Please repeat the records word for word, starting with the first line and stopping after the line that contains "sales-value-point <box>624 168 627 171</box>".

--- start of INFORMATION SHOWN ---

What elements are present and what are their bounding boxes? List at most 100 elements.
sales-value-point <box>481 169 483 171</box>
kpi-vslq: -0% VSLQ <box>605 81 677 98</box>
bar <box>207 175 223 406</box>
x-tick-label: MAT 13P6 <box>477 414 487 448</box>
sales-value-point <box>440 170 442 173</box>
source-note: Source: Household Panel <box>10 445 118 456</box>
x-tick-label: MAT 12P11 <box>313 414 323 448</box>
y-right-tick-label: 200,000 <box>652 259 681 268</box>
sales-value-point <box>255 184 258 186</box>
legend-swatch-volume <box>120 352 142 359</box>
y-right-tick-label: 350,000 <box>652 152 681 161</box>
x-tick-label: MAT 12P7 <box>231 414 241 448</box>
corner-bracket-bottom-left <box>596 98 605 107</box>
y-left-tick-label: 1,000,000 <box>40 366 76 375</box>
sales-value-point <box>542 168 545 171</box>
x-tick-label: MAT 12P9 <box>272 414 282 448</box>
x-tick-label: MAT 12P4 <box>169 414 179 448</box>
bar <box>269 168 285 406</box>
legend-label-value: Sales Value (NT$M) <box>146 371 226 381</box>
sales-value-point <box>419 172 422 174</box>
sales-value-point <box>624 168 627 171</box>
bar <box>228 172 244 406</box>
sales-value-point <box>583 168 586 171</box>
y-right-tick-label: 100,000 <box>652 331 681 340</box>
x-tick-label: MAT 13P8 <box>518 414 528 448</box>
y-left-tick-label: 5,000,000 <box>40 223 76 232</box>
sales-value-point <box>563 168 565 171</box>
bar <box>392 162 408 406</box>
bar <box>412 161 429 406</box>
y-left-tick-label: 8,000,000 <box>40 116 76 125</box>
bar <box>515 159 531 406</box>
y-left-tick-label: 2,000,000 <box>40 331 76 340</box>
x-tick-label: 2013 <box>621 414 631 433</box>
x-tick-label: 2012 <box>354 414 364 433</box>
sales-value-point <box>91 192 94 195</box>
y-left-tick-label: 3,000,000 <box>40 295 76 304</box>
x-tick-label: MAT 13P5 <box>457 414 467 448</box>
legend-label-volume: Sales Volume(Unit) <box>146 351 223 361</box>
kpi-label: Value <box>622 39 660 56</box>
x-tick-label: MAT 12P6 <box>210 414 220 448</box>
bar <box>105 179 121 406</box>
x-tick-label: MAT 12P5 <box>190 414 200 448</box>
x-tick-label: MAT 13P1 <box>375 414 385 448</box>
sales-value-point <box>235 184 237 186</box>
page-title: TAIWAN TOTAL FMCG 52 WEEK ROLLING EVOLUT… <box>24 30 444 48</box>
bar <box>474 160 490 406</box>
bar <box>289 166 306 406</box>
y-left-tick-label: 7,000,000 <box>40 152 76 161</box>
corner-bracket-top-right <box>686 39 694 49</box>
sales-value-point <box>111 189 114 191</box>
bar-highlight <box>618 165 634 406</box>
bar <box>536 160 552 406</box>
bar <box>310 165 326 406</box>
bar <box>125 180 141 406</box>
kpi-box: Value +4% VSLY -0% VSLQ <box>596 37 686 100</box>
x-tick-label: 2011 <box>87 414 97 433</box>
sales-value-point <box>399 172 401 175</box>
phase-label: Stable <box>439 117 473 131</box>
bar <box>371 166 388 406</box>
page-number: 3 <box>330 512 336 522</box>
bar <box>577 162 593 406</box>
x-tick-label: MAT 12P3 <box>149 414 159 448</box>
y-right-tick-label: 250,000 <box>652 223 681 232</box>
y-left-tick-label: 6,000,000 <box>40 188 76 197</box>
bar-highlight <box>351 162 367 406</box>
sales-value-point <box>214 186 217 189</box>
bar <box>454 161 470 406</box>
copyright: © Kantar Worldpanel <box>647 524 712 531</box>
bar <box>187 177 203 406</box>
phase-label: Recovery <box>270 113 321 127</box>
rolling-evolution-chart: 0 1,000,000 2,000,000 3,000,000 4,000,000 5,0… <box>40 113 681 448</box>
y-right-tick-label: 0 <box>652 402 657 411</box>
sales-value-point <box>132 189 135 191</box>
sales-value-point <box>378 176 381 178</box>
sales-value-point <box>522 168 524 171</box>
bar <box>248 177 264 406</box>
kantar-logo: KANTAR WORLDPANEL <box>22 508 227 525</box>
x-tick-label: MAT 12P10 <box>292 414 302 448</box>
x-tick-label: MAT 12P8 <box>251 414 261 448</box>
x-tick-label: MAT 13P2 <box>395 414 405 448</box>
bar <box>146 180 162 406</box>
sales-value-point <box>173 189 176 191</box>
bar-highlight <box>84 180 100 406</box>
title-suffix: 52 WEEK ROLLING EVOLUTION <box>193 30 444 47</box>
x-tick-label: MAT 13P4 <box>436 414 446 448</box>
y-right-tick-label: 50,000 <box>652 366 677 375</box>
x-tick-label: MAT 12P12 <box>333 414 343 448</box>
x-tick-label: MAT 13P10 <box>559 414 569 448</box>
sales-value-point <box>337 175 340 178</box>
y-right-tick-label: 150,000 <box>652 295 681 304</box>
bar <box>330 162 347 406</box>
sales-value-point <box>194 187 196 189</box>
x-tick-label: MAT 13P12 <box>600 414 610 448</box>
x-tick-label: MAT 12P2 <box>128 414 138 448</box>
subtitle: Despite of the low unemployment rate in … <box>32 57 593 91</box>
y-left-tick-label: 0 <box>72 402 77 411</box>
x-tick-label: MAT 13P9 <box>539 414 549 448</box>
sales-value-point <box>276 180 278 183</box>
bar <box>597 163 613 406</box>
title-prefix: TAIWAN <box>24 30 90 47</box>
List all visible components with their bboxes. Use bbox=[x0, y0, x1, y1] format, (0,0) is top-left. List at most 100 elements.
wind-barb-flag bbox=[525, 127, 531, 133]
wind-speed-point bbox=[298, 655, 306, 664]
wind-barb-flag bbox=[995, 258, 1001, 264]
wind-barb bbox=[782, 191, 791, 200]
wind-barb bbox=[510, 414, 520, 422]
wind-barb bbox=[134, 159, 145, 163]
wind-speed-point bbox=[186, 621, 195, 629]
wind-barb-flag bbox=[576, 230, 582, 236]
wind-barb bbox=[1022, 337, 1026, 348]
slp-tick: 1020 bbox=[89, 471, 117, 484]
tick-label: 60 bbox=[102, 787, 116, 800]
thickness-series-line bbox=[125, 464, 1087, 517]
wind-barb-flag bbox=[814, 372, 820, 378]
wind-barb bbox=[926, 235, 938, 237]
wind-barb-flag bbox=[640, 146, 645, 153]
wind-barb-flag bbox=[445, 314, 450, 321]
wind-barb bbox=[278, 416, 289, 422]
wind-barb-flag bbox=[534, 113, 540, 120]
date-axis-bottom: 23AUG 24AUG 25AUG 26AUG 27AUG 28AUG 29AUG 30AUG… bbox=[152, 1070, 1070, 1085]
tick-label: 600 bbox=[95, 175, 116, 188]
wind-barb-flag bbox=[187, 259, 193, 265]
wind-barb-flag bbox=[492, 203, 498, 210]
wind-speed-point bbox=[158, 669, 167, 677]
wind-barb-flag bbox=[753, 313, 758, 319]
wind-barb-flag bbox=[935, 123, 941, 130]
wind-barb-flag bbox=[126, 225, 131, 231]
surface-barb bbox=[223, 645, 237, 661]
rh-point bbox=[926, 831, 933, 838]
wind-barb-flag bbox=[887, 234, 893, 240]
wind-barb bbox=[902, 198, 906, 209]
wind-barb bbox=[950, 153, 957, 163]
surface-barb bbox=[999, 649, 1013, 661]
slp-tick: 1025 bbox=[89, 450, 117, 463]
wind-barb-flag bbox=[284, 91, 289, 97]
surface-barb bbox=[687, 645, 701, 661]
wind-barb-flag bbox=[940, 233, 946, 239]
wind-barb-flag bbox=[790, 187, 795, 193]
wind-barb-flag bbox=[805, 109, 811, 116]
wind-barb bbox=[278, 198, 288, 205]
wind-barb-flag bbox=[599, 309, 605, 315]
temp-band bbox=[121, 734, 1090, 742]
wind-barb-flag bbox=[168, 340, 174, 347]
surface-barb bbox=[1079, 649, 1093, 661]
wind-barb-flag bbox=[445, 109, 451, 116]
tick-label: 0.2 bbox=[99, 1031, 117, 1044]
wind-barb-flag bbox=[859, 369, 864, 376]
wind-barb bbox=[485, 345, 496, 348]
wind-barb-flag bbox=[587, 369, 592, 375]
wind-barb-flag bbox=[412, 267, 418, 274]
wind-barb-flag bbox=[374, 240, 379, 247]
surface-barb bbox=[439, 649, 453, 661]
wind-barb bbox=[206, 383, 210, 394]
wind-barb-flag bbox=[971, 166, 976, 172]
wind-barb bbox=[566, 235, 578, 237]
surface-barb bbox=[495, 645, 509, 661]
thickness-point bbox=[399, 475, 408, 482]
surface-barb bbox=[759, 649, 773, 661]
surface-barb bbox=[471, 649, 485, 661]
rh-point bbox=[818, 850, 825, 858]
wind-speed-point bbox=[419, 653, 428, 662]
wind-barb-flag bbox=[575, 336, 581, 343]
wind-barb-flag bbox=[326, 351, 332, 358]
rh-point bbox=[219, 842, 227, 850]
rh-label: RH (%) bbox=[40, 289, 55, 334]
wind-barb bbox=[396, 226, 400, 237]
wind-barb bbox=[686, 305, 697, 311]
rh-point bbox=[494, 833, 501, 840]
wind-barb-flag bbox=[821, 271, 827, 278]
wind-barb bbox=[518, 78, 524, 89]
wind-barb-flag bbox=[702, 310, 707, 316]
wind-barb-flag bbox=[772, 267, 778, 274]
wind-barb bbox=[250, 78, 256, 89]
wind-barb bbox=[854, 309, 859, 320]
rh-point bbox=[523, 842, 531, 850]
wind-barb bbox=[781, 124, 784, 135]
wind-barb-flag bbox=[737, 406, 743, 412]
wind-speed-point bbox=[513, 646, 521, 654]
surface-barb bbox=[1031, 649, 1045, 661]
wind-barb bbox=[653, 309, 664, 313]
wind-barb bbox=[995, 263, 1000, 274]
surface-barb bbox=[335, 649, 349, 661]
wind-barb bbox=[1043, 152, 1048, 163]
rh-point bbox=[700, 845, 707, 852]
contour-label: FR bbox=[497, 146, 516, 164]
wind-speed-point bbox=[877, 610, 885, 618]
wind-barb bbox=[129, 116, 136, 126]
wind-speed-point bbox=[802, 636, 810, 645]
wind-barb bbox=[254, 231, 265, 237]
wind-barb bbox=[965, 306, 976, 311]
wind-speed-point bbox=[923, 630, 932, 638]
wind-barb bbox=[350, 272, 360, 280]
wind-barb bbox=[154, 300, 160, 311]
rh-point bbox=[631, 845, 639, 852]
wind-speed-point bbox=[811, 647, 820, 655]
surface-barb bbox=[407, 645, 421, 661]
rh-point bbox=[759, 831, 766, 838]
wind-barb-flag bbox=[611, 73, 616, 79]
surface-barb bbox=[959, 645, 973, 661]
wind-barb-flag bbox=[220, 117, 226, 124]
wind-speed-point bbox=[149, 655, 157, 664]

--- end of INFORMATION SHOWN ---

- **ANSWER FOR THIS EXERCISE**
What elements are present and what are their bounding boxes? List at most 100 elements.
sales-value-point <box>481 169 483 171</box>
kpi-vslq: -0% VSLQ <box>605 81 677 98</box>
bar <box>207 175 223 406</box>
x-tick-label: MAT 13P6 <box>477 414 487 448</box>
sales-value-point <box>440 170 442 173</box>
source-note: Source: Household Panel <box>10 445 118 456</box>
x-tick-label: MAT 12P11 <box>313 414 323 448</box>
y-right-tick-label: 200,000 <box>652 259 681 268</box>
sales-value-point <box>255 184 258 186</box>
legend-swatch-volume <box>120 352 142 359</box>
y-right-tick-label: 350,000 <box>652 152 681 161</box>
x-tick-label: MAT 12P7 <box>231 414 241 448</box>
corner-bracket-bottom-left <box>596 98 605 107</box>
y-left-tick-label: 1,000,000 <box>40 366 76 375</box>
sales-value-point <box>542 168 545 171</box>
x-tick-label: MAT 12P9 <box>272 414 282 448</box>
x-tick-label: MAT 12P4 <box>169 414 179 448</box>
bar <box>269 168 285 406</box>
legend-label-value: Sales Value (NT$M) <box>146 371 226 381</box>
sales-value-point <box>419 172 422 174</box>
sales-value-point <box>624 168 627 171</box>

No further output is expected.